* INFORMATION GIVEN
########################################

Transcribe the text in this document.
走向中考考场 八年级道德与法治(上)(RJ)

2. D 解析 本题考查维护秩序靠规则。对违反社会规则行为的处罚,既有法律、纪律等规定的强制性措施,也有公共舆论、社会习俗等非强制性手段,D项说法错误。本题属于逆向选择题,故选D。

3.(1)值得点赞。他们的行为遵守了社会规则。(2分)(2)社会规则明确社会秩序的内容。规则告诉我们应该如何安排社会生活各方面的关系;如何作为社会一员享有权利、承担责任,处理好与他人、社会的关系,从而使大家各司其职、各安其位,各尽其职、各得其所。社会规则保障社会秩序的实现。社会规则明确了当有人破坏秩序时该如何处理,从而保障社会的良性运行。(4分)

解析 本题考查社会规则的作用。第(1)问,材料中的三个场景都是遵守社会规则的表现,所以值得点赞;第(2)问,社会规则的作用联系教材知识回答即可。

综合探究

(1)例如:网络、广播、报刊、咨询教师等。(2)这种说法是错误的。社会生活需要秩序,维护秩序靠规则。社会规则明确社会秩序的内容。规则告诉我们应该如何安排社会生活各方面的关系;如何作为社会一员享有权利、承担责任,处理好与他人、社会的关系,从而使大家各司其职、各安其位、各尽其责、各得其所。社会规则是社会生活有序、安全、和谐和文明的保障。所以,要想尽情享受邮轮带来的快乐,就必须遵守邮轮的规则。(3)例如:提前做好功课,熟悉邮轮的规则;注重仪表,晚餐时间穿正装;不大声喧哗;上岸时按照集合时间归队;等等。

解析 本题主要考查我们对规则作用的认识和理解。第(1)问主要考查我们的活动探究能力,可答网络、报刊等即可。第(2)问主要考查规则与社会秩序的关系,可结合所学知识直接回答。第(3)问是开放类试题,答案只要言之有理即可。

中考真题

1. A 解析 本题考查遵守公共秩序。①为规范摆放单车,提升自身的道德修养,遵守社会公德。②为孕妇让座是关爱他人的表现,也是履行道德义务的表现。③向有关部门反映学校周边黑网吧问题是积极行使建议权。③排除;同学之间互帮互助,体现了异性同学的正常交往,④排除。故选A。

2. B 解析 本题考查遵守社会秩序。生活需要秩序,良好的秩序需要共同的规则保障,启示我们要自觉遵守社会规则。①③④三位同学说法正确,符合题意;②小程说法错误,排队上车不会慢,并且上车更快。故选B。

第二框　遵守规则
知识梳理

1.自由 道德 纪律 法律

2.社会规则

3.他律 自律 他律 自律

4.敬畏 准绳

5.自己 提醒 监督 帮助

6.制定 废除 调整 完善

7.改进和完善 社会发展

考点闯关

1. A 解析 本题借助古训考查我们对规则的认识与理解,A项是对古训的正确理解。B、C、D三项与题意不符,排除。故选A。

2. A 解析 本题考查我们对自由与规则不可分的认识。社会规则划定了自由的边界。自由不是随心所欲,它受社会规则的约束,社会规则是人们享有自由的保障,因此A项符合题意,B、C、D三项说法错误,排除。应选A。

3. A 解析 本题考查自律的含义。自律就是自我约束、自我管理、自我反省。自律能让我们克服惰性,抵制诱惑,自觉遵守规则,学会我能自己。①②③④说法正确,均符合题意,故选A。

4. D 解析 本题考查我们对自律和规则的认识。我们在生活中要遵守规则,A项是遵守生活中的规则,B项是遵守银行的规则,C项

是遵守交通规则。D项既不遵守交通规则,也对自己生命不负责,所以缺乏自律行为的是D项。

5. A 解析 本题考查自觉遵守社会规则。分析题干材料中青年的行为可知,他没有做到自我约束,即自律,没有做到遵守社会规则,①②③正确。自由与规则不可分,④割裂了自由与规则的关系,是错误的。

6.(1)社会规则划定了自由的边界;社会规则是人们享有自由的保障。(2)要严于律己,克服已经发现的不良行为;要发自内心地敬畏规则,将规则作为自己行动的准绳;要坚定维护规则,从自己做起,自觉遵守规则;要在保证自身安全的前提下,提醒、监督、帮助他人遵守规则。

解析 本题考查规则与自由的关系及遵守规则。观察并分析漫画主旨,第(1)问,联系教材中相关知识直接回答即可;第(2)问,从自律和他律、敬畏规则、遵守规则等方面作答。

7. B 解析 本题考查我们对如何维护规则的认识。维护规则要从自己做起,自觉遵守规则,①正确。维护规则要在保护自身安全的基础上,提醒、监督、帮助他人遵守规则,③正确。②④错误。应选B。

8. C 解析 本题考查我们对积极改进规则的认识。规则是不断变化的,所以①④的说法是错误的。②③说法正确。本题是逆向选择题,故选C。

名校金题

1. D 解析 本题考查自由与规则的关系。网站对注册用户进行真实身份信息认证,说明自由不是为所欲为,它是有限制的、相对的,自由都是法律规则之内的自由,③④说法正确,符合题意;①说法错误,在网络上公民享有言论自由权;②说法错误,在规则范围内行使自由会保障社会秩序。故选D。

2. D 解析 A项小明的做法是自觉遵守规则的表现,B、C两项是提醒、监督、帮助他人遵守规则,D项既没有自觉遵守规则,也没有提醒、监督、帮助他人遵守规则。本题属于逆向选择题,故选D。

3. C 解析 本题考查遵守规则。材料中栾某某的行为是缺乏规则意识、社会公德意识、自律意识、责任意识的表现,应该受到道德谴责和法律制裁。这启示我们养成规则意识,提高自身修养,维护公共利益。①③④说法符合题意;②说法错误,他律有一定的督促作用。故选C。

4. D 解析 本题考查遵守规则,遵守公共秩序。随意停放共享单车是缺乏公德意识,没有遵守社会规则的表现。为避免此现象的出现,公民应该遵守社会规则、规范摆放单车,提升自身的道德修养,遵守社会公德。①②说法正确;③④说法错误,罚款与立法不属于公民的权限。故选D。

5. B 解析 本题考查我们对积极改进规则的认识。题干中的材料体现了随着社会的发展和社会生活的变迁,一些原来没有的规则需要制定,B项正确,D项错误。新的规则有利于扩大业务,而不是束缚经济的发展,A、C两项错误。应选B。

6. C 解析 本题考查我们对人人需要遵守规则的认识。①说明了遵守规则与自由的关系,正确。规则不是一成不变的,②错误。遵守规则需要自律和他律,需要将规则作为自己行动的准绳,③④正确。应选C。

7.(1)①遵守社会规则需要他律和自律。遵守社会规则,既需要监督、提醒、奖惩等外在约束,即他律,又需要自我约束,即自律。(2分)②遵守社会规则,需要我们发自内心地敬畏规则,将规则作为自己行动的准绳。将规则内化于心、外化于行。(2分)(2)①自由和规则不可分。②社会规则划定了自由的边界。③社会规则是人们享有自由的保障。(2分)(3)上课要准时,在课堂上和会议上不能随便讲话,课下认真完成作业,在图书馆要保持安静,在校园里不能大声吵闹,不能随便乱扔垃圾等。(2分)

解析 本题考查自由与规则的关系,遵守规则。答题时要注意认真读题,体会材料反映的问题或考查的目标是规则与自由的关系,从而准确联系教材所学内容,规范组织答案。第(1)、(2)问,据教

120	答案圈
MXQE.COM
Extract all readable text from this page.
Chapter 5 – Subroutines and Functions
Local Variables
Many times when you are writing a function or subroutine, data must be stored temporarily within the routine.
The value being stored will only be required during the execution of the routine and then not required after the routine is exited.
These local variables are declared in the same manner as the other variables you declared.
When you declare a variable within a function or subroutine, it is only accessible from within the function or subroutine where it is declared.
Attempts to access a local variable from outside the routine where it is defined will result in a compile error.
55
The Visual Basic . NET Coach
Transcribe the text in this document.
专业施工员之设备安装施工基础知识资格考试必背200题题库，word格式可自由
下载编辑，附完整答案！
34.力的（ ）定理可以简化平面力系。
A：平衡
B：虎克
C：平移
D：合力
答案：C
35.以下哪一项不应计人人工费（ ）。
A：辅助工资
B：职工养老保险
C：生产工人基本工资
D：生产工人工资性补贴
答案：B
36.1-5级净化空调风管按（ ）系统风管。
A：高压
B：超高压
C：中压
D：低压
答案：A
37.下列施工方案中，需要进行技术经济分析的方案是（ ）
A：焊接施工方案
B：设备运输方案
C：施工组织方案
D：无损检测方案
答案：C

########################################

Copy out the lines starting at the one containing "Extract all readable text from this page." and ending with the last line of the entries. Include nothing else.

Extract all readable text from this page.
Chapter 5 – Subroutines and Functions
Local Variables
Many times when you are writing a function or subroutine, data must be stored temporarily within the routine.
The value being stored will only be required during the execution of the routine and then not required after the routine is exited.
These local variables are declared in the same manner as the other variables you declared.
When you declare a variable within a function or subroutine, it is only accessible from within the function or subroutine where it is declared.
Attempts to access a local variable from outside the routine where it is defined will result in a compile error.
55
The Visual Basic . NET Coach
Transcribe the text in this document.
专业施工员之设备安装施工基础知识资格考试必背200题题库，word格式可自由
下载编辑，附完整答案！
34.力的（ ）定理可以简化平面力系。
A：平衡
B：虎克
C：平移
D：合力
答案：C
35.以下哪一项不应计人人工费（ ）。
A：辅助工资
B：职工养老保险
C：生产工人基本工资
D：生产工人工资性补贴
答案：B
36.1-5级净化空调风管按（ ）系统风管。
A：高压
B：超高压
C：中压
D：低压
答案：A
37.下列施工方案中，需要进行技术经济分析的方案是（ ）
A：焊接施工方案
B：设备运输方案
C：施工组织方案
D：无损检测方案
答案：C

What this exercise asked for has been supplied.